--- Start Records for processing ---

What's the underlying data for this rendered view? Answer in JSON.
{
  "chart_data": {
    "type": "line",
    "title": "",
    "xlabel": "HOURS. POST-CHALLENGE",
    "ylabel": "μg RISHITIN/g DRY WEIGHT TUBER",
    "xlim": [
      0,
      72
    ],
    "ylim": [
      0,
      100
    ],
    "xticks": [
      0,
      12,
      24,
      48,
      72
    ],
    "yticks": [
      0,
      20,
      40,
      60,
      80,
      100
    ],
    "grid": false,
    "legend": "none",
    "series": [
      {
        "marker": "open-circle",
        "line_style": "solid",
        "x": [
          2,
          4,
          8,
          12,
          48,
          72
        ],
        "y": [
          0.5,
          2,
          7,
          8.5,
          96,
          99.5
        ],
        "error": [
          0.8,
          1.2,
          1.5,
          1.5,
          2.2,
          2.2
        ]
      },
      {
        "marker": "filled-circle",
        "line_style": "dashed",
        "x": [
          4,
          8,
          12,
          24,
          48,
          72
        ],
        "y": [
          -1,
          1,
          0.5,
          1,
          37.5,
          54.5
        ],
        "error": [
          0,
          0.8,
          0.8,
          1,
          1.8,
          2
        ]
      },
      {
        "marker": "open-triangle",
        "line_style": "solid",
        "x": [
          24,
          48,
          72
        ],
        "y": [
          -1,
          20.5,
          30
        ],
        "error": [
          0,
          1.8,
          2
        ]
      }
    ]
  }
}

--- End Records for processing ---

Find each line that has the word "open", then copy it out.

        "marker": "open-circle",
        "marker": "open-triangle",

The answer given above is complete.